Dataset excerpt

★ ★ ★ ★

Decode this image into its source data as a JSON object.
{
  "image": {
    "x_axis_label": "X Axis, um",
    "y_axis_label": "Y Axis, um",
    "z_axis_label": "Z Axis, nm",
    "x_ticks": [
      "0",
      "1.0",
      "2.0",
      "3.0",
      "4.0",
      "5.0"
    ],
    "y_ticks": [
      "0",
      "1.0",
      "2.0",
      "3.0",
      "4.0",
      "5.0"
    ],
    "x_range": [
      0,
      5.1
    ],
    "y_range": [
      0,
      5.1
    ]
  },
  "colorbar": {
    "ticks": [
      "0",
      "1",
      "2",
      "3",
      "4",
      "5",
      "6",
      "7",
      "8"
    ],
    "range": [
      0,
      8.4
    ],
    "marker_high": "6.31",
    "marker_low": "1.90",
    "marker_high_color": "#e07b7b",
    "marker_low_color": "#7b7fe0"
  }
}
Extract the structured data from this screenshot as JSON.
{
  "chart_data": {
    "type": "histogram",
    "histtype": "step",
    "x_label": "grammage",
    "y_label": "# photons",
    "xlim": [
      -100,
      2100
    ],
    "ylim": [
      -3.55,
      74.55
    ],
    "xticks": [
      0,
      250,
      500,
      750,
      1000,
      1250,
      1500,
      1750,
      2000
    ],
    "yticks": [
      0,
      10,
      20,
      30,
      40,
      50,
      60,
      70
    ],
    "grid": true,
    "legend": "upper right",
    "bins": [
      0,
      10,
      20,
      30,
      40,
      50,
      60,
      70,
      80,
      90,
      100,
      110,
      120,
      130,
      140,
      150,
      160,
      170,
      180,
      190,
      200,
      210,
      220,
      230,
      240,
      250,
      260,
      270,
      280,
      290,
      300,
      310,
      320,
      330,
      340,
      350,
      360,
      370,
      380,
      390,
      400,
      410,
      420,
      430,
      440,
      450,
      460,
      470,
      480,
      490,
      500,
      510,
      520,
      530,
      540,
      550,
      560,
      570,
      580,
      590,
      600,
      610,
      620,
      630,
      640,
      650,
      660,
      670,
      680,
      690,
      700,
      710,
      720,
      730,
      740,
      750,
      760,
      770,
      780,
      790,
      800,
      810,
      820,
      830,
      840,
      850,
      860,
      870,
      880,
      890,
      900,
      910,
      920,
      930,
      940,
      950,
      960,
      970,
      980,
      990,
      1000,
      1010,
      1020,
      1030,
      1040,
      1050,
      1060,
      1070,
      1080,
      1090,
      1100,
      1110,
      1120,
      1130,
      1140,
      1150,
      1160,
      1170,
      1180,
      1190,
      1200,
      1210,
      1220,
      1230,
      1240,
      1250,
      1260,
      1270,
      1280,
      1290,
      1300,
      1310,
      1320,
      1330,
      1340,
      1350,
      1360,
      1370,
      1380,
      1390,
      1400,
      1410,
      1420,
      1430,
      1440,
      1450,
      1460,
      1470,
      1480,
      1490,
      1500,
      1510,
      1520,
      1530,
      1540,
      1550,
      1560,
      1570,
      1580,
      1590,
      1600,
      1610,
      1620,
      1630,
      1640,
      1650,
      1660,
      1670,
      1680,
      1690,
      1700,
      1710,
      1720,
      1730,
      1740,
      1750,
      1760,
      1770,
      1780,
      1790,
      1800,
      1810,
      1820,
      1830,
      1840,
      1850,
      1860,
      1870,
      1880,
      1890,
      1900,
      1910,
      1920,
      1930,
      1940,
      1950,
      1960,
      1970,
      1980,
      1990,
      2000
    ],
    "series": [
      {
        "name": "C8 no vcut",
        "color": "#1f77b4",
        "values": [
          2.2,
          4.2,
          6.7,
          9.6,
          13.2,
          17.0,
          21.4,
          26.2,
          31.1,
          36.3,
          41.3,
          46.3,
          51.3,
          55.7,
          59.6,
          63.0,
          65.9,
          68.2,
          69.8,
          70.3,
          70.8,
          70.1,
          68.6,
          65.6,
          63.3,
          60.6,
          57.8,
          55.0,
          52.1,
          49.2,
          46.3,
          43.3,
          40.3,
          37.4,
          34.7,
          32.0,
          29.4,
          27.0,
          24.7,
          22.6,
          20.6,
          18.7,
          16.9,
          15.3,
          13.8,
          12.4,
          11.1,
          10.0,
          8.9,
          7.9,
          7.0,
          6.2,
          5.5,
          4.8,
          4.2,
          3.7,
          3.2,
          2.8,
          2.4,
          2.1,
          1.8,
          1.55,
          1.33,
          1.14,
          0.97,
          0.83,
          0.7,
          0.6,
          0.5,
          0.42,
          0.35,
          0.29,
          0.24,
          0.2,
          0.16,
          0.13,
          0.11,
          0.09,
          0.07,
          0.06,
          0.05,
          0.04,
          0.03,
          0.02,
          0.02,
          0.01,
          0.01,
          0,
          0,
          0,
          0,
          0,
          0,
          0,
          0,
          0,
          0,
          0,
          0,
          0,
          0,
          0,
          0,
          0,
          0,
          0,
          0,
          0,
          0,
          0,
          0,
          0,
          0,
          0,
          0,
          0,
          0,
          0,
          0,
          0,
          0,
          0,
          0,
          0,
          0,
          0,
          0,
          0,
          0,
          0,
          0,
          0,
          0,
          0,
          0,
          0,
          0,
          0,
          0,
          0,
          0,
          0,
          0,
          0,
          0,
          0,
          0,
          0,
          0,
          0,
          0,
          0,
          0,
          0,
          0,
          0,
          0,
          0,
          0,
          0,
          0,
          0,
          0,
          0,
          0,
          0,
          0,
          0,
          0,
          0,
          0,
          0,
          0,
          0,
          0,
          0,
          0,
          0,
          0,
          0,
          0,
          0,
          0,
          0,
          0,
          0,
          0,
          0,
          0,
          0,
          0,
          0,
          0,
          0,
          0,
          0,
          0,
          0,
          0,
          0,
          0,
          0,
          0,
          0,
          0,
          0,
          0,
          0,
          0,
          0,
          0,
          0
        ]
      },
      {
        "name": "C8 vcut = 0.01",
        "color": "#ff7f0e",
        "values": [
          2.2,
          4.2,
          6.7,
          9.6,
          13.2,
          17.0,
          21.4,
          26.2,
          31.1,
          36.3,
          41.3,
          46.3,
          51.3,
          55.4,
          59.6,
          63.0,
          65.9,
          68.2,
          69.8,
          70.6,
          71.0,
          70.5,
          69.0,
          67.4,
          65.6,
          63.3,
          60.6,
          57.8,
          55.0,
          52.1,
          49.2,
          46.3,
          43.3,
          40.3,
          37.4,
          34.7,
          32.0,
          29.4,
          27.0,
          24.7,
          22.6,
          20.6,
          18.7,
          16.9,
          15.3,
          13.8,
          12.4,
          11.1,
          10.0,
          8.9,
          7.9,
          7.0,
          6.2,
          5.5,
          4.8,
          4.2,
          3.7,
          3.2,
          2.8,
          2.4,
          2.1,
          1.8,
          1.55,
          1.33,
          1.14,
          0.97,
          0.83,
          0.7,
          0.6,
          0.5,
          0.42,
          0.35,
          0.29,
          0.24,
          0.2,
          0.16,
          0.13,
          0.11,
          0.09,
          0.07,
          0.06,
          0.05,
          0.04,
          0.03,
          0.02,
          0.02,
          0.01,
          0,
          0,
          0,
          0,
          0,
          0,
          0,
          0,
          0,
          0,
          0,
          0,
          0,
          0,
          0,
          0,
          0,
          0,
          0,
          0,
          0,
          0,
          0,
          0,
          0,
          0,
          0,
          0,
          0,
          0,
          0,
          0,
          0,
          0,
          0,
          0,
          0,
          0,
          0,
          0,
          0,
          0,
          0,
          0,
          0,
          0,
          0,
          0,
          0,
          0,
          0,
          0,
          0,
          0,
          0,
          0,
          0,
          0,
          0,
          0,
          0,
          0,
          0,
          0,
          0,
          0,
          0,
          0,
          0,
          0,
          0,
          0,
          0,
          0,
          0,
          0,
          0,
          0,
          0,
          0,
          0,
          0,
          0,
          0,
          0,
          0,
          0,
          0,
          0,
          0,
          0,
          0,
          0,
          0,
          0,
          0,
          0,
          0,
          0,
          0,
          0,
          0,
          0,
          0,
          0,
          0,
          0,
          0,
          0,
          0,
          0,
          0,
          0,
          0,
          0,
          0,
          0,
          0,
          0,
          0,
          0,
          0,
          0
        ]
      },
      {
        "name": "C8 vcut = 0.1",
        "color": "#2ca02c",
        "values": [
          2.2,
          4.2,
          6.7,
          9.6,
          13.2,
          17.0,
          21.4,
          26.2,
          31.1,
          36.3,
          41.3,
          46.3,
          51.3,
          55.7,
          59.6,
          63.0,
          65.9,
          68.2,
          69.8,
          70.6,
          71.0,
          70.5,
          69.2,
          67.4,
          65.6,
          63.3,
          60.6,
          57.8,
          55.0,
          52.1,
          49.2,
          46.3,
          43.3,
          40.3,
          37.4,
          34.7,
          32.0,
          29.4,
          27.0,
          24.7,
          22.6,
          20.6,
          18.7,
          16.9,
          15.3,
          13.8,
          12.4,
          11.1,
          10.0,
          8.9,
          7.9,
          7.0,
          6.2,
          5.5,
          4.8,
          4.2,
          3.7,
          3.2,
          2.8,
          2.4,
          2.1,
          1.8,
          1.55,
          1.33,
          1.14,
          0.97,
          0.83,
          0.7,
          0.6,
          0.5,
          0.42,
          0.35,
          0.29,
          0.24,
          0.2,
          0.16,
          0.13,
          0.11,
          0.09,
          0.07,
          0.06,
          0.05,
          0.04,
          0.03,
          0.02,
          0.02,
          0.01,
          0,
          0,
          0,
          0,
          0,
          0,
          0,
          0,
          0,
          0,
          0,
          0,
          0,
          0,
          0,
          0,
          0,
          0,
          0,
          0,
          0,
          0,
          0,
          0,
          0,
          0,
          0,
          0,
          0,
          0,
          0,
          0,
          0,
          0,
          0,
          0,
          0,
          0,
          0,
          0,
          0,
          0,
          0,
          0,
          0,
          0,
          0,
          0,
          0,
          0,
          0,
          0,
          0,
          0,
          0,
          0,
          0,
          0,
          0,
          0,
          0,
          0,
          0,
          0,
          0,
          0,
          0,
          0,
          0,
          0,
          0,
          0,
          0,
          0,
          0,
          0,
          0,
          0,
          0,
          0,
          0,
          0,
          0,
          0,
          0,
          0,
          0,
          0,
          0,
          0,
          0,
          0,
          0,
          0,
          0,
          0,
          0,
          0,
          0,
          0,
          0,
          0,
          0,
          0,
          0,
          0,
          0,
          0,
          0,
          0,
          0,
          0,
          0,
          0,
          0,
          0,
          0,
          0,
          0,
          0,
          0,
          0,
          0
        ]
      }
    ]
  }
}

★ ★ ★ ★

» **THE PROBLEM**
Find the lines above holding the word "image" and show them.

» **WRITTEN REPLY**
Decode this image into its source data as a JSON object.
  "image": {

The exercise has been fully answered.